[Items from a dataset]

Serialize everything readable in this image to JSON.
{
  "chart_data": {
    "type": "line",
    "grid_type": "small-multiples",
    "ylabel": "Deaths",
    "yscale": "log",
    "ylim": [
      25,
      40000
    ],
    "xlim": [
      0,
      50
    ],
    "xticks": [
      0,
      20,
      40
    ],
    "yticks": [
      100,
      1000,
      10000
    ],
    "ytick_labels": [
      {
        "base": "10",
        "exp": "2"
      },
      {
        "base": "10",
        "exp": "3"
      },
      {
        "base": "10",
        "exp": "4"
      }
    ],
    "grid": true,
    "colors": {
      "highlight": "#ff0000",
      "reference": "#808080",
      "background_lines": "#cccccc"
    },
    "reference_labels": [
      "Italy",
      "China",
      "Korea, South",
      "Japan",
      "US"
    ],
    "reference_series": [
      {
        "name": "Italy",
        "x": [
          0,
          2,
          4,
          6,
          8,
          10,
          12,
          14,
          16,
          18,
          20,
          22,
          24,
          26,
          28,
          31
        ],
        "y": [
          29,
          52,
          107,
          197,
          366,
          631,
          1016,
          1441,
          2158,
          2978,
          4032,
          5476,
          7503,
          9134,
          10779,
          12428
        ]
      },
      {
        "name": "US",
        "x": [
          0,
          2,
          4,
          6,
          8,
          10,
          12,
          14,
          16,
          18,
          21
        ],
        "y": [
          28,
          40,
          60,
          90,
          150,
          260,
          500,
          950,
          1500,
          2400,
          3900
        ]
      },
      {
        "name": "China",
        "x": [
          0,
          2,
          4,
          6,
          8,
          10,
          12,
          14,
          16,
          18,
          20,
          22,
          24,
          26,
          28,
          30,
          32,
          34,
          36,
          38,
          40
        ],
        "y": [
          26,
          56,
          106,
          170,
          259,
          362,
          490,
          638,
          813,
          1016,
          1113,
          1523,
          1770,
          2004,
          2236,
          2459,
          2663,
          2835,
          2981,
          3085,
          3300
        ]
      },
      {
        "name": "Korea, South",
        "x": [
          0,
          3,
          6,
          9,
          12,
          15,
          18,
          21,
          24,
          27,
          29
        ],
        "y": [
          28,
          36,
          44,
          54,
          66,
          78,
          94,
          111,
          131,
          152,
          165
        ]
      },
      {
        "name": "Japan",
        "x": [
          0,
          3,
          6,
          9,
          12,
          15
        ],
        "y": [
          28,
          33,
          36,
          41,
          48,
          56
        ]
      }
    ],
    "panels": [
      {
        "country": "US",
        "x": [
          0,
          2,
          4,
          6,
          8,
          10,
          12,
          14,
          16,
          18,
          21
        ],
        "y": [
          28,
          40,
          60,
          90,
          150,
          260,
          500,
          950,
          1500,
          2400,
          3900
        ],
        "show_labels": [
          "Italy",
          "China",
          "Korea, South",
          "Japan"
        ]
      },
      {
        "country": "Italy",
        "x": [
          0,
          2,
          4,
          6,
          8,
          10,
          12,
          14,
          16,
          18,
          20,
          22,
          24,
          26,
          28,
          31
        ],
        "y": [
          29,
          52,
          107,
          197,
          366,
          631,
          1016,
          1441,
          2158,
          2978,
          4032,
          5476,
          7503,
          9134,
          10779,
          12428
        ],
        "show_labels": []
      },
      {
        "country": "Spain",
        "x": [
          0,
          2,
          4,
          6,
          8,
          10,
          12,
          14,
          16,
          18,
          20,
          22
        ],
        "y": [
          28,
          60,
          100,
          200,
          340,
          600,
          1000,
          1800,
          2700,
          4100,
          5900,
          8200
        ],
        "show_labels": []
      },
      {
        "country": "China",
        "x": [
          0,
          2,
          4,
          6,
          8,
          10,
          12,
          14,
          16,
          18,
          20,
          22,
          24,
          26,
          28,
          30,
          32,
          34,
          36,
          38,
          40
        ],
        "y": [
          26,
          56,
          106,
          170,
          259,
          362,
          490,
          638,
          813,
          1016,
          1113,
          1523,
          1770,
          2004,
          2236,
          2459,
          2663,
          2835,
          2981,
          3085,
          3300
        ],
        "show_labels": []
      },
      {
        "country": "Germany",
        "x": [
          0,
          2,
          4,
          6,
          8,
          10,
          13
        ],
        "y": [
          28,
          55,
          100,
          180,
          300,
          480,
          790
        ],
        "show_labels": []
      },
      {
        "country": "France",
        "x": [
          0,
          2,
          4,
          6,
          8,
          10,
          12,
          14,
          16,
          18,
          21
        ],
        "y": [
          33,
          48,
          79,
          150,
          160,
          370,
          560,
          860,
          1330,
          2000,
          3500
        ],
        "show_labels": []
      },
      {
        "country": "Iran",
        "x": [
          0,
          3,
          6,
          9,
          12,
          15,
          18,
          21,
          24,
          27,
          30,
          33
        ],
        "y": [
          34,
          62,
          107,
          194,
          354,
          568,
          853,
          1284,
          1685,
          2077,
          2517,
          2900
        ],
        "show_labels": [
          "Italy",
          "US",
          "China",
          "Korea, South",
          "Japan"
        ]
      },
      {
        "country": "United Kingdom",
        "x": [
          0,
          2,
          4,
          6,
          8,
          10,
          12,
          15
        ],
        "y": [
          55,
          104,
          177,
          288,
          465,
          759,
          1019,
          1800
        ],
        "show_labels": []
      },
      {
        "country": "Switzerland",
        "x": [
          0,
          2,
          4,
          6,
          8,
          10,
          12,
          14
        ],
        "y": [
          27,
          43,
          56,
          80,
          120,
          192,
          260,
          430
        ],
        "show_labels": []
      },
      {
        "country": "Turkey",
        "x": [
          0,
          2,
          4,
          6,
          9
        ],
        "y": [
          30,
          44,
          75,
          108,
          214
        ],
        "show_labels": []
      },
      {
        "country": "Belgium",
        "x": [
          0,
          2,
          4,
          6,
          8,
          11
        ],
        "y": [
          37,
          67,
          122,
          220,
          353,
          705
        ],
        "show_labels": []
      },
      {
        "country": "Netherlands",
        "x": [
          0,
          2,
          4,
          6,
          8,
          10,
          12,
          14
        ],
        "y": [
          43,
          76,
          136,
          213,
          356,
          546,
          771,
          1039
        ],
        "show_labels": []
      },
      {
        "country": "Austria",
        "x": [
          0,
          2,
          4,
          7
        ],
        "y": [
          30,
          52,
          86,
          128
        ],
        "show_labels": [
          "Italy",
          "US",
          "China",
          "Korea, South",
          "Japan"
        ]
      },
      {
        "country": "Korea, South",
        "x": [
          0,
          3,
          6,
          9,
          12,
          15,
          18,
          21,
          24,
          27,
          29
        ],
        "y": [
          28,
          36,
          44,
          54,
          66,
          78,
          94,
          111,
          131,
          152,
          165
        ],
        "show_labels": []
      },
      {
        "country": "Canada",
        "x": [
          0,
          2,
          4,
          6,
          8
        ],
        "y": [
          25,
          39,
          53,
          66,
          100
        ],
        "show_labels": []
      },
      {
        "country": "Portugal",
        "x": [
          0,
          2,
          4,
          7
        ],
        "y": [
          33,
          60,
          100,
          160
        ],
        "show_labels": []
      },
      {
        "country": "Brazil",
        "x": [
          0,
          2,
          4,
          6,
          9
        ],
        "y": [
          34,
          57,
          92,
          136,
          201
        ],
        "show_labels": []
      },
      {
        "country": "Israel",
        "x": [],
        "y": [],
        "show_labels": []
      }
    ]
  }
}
---
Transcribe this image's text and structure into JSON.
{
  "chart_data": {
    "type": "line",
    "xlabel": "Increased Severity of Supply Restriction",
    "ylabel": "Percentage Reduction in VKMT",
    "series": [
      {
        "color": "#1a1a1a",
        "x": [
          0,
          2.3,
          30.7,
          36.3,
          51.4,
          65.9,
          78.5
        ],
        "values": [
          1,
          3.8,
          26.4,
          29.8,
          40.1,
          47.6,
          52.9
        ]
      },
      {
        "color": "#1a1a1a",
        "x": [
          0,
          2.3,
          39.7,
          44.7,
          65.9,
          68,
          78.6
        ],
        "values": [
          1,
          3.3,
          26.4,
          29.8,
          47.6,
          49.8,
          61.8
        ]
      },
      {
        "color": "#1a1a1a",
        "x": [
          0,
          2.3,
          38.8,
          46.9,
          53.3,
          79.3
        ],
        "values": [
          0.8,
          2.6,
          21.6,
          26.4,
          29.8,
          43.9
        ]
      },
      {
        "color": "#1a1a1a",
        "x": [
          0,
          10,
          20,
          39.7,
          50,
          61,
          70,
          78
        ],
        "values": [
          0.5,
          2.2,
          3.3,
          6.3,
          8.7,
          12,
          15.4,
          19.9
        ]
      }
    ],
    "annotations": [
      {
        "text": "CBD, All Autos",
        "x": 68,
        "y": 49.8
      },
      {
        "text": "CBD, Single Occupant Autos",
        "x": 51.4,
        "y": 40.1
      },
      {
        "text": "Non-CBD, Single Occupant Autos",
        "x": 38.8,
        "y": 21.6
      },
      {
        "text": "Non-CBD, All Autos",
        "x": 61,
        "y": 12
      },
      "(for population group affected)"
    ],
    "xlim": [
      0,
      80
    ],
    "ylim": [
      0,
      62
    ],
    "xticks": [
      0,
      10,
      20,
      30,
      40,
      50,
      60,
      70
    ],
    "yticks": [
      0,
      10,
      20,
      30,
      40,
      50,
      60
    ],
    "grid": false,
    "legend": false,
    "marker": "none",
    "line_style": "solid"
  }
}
...
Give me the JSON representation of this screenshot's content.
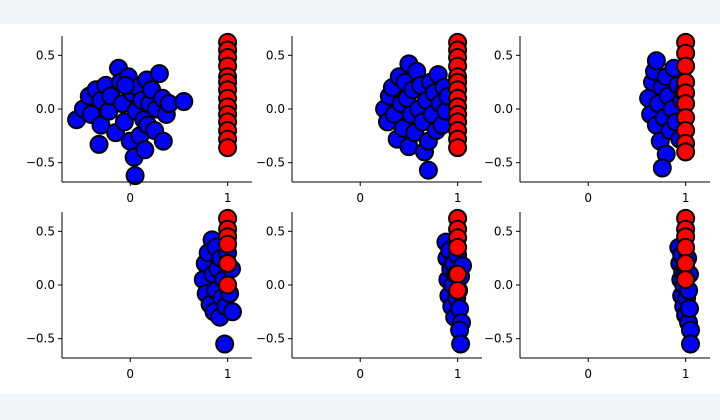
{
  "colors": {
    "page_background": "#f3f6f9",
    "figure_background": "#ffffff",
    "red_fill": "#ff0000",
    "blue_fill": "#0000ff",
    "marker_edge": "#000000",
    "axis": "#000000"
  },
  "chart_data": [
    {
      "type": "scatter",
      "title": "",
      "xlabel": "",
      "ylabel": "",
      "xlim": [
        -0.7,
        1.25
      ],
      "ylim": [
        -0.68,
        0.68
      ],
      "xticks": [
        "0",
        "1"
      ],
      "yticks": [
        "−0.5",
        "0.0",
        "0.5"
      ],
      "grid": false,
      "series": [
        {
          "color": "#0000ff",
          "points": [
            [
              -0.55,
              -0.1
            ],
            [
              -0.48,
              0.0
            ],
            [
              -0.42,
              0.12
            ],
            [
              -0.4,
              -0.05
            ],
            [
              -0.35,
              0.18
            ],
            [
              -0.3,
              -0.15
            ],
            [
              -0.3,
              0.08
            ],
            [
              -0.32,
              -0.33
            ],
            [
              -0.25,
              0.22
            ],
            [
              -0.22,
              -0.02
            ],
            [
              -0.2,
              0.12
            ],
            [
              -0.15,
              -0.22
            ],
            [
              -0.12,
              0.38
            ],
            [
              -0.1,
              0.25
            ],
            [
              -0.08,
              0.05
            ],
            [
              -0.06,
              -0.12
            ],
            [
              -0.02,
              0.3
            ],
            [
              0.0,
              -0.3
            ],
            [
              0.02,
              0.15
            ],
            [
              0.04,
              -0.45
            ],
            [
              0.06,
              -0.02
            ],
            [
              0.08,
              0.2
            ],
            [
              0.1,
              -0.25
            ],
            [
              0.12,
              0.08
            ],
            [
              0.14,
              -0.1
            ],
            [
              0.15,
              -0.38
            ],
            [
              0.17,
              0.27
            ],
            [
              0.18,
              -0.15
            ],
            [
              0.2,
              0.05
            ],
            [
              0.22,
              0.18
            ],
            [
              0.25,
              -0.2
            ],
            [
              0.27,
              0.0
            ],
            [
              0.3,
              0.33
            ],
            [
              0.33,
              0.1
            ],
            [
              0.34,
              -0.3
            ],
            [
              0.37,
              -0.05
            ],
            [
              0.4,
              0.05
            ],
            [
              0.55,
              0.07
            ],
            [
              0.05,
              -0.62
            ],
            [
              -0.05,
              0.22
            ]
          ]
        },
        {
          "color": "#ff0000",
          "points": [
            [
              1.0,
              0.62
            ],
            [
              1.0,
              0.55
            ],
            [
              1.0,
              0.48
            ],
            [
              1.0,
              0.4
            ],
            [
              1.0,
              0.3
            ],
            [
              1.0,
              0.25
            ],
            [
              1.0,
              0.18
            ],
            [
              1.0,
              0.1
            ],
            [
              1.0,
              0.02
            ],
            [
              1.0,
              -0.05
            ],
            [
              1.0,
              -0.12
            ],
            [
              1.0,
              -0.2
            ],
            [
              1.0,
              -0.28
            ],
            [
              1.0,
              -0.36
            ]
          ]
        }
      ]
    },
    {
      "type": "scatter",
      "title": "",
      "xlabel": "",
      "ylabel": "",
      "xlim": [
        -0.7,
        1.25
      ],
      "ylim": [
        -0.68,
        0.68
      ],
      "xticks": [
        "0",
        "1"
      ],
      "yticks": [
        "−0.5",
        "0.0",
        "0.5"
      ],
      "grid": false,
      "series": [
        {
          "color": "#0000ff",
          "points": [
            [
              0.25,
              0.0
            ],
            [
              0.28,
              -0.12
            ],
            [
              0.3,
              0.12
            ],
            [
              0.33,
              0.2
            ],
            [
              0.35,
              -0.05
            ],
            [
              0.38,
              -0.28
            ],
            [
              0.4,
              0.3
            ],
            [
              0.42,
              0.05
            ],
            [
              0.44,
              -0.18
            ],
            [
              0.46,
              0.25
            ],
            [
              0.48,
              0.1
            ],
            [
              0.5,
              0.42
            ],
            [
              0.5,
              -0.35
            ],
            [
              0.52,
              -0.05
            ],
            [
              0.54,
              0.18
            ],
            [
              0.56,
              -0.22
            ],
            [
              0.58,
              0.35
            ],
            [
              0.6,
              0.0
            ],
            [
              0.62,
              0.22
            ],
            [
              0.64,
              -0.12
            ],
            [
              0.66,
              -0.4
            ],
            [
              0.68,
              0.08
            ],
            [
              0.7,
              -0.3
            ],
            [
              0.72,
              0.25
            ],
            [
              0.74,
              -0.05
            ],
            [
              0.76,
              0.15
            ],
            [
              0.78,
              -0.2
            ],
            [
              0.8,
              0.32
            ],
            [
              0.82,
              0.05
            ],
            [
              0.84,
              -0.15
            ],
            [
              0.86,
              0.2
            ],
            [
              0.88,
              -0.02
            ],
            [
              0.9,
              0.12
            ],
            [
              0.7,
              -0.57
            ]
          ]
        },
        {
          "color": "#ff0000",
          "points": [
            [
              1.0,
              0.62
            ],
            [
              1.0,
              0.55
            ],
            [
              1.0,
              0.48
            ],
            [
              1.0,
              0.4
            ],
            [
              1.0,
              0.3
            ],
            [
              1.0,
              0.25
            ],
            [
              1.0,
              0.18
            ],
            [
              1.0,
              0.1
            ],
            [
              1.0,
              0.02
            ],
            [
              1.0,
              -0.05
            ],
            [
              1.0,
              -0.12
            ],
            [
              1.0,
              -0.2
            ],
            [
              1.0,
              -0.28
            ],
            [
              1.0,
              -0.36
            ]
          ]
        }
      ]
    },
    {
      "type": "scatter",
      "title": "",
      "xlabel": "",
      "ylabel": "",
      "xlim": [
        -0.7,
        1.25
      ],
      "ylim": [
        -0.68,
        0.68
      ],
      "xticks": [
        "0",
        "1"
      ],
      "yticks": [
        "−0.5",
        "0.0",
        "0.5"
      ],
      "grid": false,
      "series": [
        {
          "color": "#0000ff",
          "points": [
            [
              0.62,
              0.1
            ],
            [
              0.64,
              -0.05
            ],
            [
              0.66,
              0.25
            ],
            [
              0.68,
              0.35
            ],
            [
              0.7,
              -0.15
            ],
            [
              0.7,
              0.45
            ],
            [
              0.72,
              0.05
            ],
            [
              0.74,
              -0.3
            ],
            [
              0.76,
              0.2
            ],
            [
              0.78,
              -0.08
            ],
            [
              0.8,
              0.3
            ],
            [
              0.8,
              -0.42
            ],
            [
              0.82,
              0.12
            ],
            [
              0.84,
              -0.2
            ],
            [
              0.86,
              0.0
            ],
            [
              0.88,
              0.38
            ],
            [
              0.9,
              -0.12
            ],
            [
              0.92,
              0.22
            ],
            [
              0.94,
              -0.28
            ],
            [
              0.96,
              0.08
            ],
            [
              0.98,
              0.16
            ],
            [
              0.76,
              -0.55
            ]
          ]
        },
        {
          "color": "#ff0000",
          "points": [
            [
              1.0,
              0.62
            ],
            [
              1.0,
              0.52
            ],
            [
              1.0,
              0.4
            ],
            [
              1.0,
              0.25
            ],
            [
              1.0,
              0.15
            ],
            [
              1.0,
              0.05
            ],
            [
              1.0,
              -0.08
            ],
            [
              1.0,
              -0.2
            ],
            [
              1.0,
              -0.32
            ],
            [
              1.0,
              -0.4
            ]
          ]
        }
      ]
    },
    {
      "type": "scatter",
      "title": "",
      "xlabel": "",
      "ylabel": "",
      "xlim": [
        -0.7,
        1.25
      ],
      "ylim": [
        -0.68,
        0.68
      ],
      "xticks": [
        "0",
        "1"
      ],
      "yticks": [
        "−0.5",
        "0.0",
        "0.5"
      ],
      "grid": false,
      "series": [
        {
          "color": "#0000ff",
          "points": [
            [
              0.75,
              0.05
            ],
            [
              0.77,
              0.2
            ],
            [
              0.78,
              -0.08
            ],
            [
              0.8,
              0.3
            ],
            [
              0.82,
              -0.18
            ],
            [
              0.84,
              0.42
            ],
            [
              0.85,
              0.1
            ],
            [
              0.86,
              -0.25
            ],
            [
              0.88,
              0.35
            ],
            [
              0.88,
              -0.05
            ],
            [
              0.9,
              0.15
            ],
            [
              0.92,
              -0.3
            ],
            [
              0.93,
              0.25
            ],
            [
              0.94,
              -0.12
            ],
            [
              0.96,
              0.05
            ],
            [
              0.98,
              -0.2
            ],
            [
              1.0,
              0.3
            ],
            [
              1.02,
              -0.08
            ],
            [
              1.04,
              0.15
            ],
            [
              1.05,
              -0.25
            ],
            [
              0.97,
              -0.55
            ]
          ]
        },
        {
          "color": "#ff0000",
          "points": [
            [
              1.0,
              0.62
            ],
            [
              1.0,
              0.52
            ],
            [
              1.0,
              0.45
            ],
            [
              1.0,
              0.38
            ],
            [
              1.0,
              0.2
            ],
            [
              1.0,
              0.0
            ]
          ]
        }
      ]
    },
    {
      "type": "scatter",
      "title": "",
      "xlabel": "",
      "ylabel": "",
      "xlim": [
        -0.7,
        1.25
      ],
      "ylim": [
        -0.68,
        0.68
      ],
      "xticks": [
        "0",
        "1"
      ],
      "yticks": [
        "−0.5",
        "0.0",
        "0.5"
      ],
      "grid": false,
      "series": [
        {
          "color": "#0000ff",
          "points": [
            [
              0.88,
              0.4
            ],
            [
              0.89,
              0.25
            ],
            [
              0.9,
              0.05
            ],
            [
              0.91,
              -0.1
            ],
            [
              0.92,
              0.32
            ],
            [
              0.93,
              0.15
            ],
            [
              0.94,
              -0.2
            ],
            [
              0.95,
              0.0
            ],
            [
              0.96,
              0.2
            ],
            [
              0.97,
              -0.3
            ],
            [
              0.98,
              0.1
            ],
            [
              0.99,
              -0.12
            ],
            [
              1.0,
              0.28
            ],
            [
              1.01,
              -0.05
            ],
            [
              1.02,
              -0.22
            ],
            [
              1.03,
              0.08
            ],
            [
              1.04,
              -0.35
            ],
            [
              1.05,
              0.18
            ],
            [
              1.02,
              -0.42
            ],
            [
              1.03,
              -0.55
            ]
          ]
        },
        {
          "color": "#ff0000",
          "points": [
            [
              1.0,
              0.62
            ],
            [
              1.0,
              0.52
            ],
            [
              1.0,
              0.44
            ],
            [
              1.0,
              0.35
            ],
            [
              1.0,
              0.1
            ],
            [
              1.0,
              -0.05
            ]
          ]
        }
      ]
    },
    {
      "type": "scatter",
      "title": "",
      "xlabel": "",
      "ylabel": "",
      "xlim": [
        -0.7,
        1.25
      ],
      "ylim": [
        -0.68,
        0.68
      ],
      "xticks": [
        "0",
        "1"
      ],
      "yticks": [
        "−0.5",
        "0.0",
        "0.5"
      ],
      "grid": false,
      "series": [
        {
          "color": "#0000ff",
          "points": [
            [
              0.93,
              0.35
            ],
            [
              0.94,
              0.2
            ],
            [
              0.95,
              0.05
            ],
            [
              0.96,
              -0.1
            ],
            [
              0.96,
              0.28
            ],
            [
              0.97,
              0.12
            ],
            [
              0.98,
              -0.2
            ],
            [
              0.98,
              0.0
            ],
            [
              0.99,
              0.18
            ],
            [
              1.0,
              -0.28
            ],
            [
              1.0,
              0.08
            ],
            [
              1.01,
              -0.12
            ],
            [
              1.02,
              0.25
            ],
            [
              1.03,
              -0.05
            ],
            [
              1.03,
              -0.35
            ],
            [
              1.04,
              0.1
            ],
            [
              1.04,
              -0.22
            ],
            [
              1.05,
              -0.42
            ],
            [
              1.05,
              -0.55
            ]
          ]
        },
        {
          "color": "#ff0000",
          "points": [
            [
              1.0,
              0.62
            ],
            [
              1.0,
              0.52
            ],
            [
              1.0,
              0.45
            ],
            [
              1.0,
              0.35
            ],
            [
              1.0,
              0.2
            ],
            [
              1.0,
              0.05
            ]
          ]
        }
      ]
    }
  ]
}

:: Set task ::
Gather all lines from the listing above in which "name" occurs.

:: Exercise output ::
        "name": "Italy",
        "name": "US",
        "name": "China",
        "name": "Korea, South",
        "name": "Japan",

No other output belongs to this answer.